## Problem requirements
Omit every image, and transcribe the remaining entries exactly as given.
[Records to use start]
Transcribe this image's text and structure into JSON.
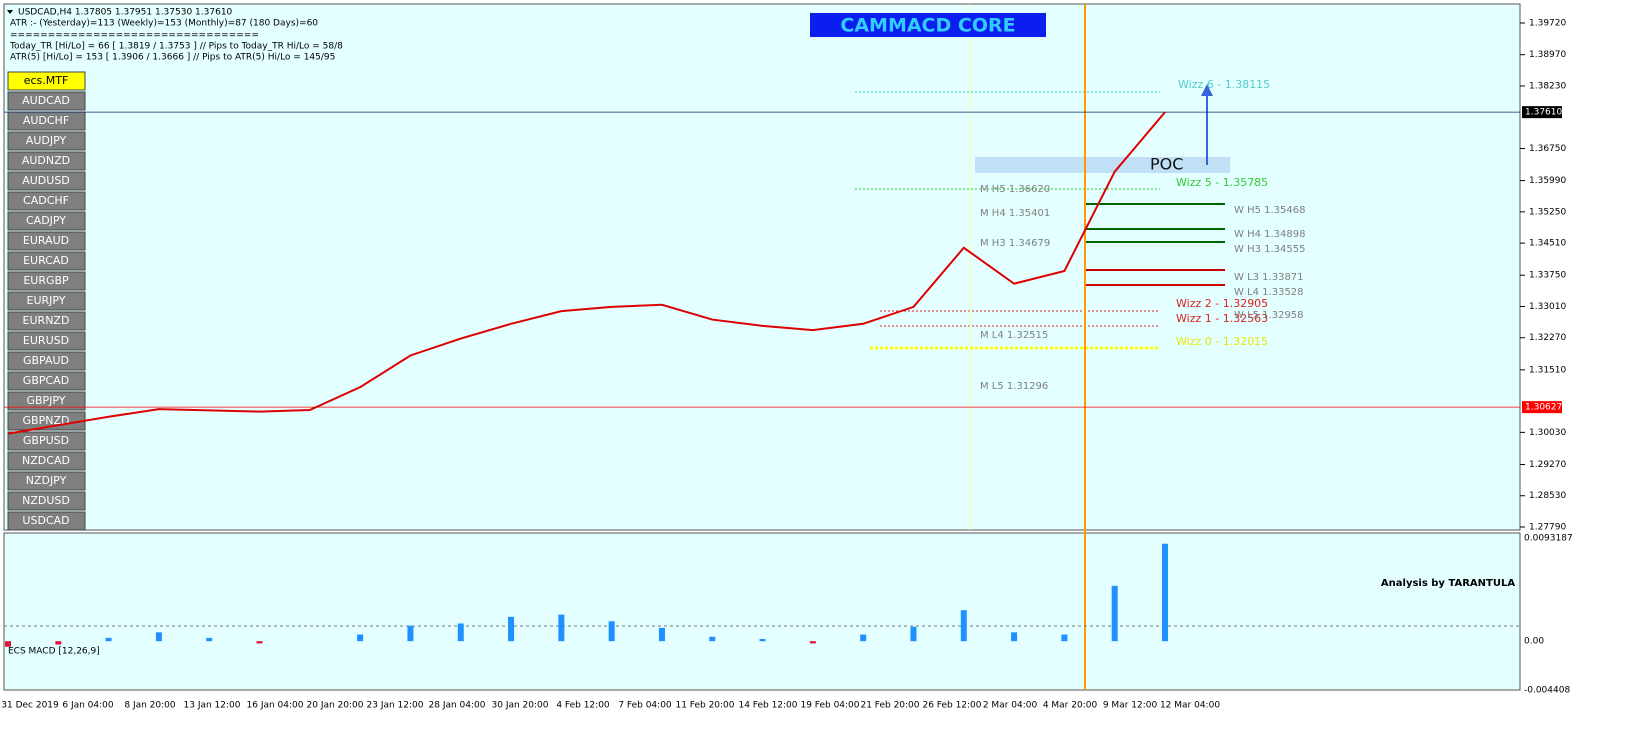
{
  "header": {
    "symbol_line": "USDCAD,H4  1.37805 1.37951 1.37530 1.37610",
    "atr_line": "ATR :- (Yesterday)=113        (Weekly)=153        (Monthly)=87        (180 Days)=60",
    "separator": "=================================",
    "today_tr_line": "Today_TR [Hi/Lo] = 66 [ 1.3819 / 1.3753 ]   // Pips to Today_TR Hi/Lo  = 58/8",
    "atr5_line": "ATR(5)        [Hi/Lo] = 153 [ 1.3906 / 1.3666 ]  //  Pips to ATR(5) Hi/Lo      = 145/95"
  },
  "banner": "CAMMACD CORE",
  "buttons": [
    "ecs.MTF",
    "AUDCAD",
    "AUDCHF",
    "AUDJPY",
    "AUDNZD",
    "AUDUSD",
    "CADCHF",
    "CADJPY",
    "EURAUD",
    "EURCAD",
    "EURGBP",
    "EURJPY",
    "EURNZD",
    "EURUSD",
    "GBPAUD",
    "GBPCAD",
    "GBPJPY",
    "GBPNZD",
    "GBPUSD",
    "NZDCAD",
    "NZDJPY",
    "NZDUSD",
    "USDCAD"
  ],
  "levels": [
    {
      "text": "Wizz 6 - 1.38115",
      "color": "#55cccc"
    },
    {
      "text": "POC",
      "color": "#111111"
    },
    {
      "text": "Wizz 5 - 1.35785",
      "color": "#33cc33"
    },
    {
      "text": "Wizz 2 - 1.32905",
      "color": "#dd2222"
    },
    {
      "text": "Wizz 1 - 1.32563",
      "color": "#dd2222"
    },
    {
      "text": "Wizz 0 - 1.32015",
      "color": "#e8e800"
    },
    {
      "text": "M  H5 1.36620",
      "color": "#808080"
    },
    {
      "text": "M  H4 1.35401",
      "color": "#808080"
    },
    {
      "text": "M  H3 1.34679",
      "color": "#808080"
    },
    {
      "text": "M  L4 1.32515",
      "color": "#808080"
    },
    {
      "text": "M  L5 1.31296",
      "color": "#808080"
    },
    {
      "text": "W  H5 1.35468",
      "color": "#808080"
    },
    {
      "text": "W  H4 1.34898",
      "color": "#808080"
    },
    {
      "text": "W  H3 1.34555",
      "color": "#808080"
    },
    {
      "text": "W  L3 1.33871",
      "color": "#808080"
    },
    {
      "text": "W  L4 1.33528",
      "color": "#808080"
    },
    {
      "text": "W  L5 1.32958",
      "color": "#808080"
    }
  ],
  "price_axis": {
    "ylim": [
      1.2779,
      1.3972
    ],
    "yticks": [
      {
        "value": 1.3972,
        "label": "1.39720"
      },
      {
        "value": 1.3897,
        "label": "1.38970"
      },
      {
        "value": 1.3823,
        "label": "1.38230"
      },
      {
        "value": 1.3675,
        "label": "1.36750"
      },
      {
        "value": 1.3599,
        "label": "1.35990"
      },
      {
        "value": 1.3525,
        "label": "1.35250"
      },
      {
        "value": 1.3451,
        "label": "1.34510"
      },
      {
        "value": 1.3375,
        "label": "1.33750"
      },
      {
        "value": 1.3301,
        "label": "1.33010"
      },
      {
        "value": 1.3227,
        "label": "1.32270"
      },
      {
        "value": 1.3151,
        "label": "1.31510"
      },
      {
        "value": 1.3003,
        "label": "1.30030"
      },
      {
        "value": 1.2927,
        "label": "1.29270"
      },
      {
        "value": 1.2853,
        "label": "1.28530"
      },
      {
        "value": 1.2779,
        "label": "1.27790"
      }
    ],
    "current": {
      "value": 1.3761,
      "label": "1.37610"
    },
    "marker": {
      "value": 1.30627,
      "label": "1.30627"
    }
  },
  "price_series": [
    1.3,
    1.302,
    1.304,
    1.3058,
    1.3055,
    1.3052,
    1.3056,
    1.311,
    1.3185,
    1.3225,
    1.326,
    1.329,
    1.33,
    1.3305,
    1.327,
    1.3255,
    1.3245,
    1.326,
    1.33,
    1.344,
    1.3355,
    1.3385,
    1.362,
    1.3761
  ],
  "macd": {
    "title": "ECS MACD [12,26,9]",
    "note": "Analysis by TARANTULA",
    "ylim": [
      -0.004408,
      0.0093187
    ],
    "yticks": [
      0.0093187,
      {
        "value": 0,
        "label": "0.00"
      },
      -0.004408
    ],
    "values": [
      -0.0005,
      -0.0003,
      0.0003,
      0.0008,
      0.0003,
      -0.0002,
      0,
      0.0006,
      0.0014,
      0.0016,
      0.0022,
      0.0024,
      0.0018,
      0.0012,
      0.0004,
      0.0002,
      -0.0002,
      0.0006,
      0.0013,
      0.0028,
      0.0008,
      0.0006,
      0.005,
      0.0088
    ]
  },
  "dates": [
    "31 Dec 2019",
    "6 Jan 04:00",
    "8 Jan 20:00",
    "13 Jan 12:00",
    "16 Jan 04:00",
    "20 Jan 20:00",
    "23 Jan 12:00",
    "28 Jan 04:00",
    "30 Jan 20:00",
    "4 Feb 12:00",
    "7 Feb 04:00",
    "11 Feb 20:00",
    "14 Feb 12:00",
    "19 Feb 04:00",
    "21 Feb 20:00",
    "26 Feb 12:00",
    "2 Mar 04:00",
    "4 Mar 20:00",
    "9 Mar 12:00",
    "12 Mar 04:00"
  ]
}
[Records to use end]
## Solution to the exercise
Transcribe this image's text and structure into JSON.
{
  "header": {
    "symbol_line": "USDCAD,H4  1.37805 1.37951 1.37530 1.37610",
    "atr_line": "ATR :- (Yesterday)=113        (Weekly)=153        (Monthly)=87        (180 Days)=60",
    "separator": "=================================",
    "today_tr_line": "Today_TR [Hi/Lo] = 66 [ 1.3819 / 1.3753 ]   // Pips to Today_TR Hi/Lo  = 58/8",
    "atr5_line": "ATR(5)        [Hi/Lo] = 153 [ 1.3906 / 1.3666 ]  //  Pips to ATR(5) Hi/Lo      = 145/95"
  },
  "banner": "CAMMACD CORE",
  "buttons": [
    "ecs.MTF",
    "AUDCAD",
    "AUDCHF",
    "AUDJPY",
    "AUDNZD",
    "AUDUSD",
    "CADCHF",
    "CADJPY",
    "EURAUD",
    "EURCAD",
    "EURGBP",
    "EURJPY",
    "EURNZD",
    "EURUSD",
    "GBPAUD",
    "GBPCAD",
    "GBPJPY",
    "GBPNZD",
    "GBPUSD",
    "NZDCAD",
    "NZDJPY",
    "NZDUSD",
    "USDCAD"
  ],
  "levels": [
    {
      "text": "Wizz 6 - 1.38115",
      "color": "#55cccc"
    },
    {
      "text": "POC",
      "color": "#111111"
    },
    {
      "text": "Wizz 5 - 1.35785",
      "color": "#33cc33"
    },
    {
      "text": "Wizz 2 - 1.32905",
      "color": "#dd2222"
    },
    {
      "text": "Wizz 1 - 1.32563",
      "color": "#dd2222"
    },
    {
      "text": "Wizz 0 - 1.32015",
      "color": "#e8e800"
    },
    {
      "text": "M  H5 1.36620",
      "color": "#808080"
    },
    {
      "text": "M  H4 1.35401",
      "color": "#808080"
    },
    {
      "text": "M  H3 1.34679",
      "color": "#808080"
    },
    {
      "text": "M  L4 1.32515",
      "color": "#808080"
    },
    {
      "text": "M  L5 1.31296",
      "color": "#808080"
    },
    {
      "text": "W  H5 1.35468",
      "color": "#808080"
    },
    {
      "text": "W  H4 1.34898",
      "color": "#808080"
    },
    {
      "text": "W  H3 1.34555",
      "color": "#808080"
    },
    {
      "text": "W  L3 1.33871",
      "color": "#808080"
    },
    {
      "text": "W  L4 1.33528",
      "color": "#808080"
    },
    {
      "text": "W  L5 1.32958",
      "color": "#808080"
    }
  ],
  "price_axis": {
    "ylim": [
      1.2779,
      1.3972
    ],
    "yticks": [
      {
        "value": 1.3972,
        "label": "1.39720"
      },
      {
        "value": 1.3897,
        "label": "1.38970"
      },
      {
        "value": 1.3823,
        "label": "1.38230"
      },
      {
        "value": 1.3675,
        "label": "1.36750"
      },
      {
        "value": 1.3599,
        "label": "1.35990"
      },
      {
        "value": 1.3525,
        "label": "1.35250"
      },
      {
        "value": 1.3451,
        "label": "1.34510"
      },
      {
        "value": 1.3375,
        "label": "1.33750"
      },
      {
        "value": 1.3301,
        "label": "1.33010"
      },
      {
        "value": 1.3227,
        "label": "1.32270"
      },
      {
        "value": 1.3151,
        "label": "1.31510"
      },
      {
        "value": 1.3003,
        "label": "1.30030"
      },
      {
        "value": 1.2927,
        "label": "1.29270"
      },
      {
        "value": 1.2853,
        "label": "1.28530"
      },
      {
        "value": 1.2779,
        "label": "1.27790"
      }
    ],
    "current": {
      "value": 1.3761,
      "label": "1.37610"
    },
    "marker": {
      "value": 1.30627,
      "label": "1.30627"
    }
  },
  "price_series": [
    1.3,
    1.302,
    1.304,
    1.3058,
    1.3055,
    1.3052,
    1.3056,
    1.311,
    1.3185,
    1.3225,
    1.326,
    1.329,
    1.33,
    1.3305,
    1.327,
    1.3255,
    1.3245,
    1.326,
    1.33,
    1.344,
    1.3355,
    1.3385,
    1.362,
    1.3761
  ],
  "macd": {
    "title": "ECS MACD [12,26,9]",
    "note": "Analysis by TARANTULA",
    "ylim": [
      -0.004408,
      0.0093187
    ],
    "yticks": [
      0.0093187,
      {
        "value": 0,
        "label": "0.00"
      },
      -0.004408
    ],
    "values": [
      -0.0005,
      -0.0003,
      0.0003,
      0.0008,
      0.0003,
      -0.0002,
      0,
      0.0006,
      0.0014,
      0.0016,
      0.0022,
      0.0024,
      0.0018,
      0.0012,
      0.0004,
      0.0002,
      -0.0002,
      0.0006,
      0.0013,
      0.0028,
      0.0008,
      0.0006,
      0.005,
      0.0088
    ]
  },
  "dates": [
    "31 Dec 2019",
    "6 Jan 04:00",
    "8 Jan 20:00",
    "13 Jan 12:00",
    "16 Jan 04:00",
    "20 Jan 20:00",
    "23 Jan 12:00",
    "28 Jan 04:00",
    "30 Jan 20:00",
    "4 Feb 12:00",
    "7 Feb 04:00",
    "11 Feb 20:00",
    "14 Feb 12:00",
    "19 Feb 04:00",
    "21 Feb 20:00",
    "26 Feb 12:00",
    "2 Mar 04:00",
    "4 Mar 20:00",
    "9 Mar 12:00",
    "12 Mar 04:00"
  ]
}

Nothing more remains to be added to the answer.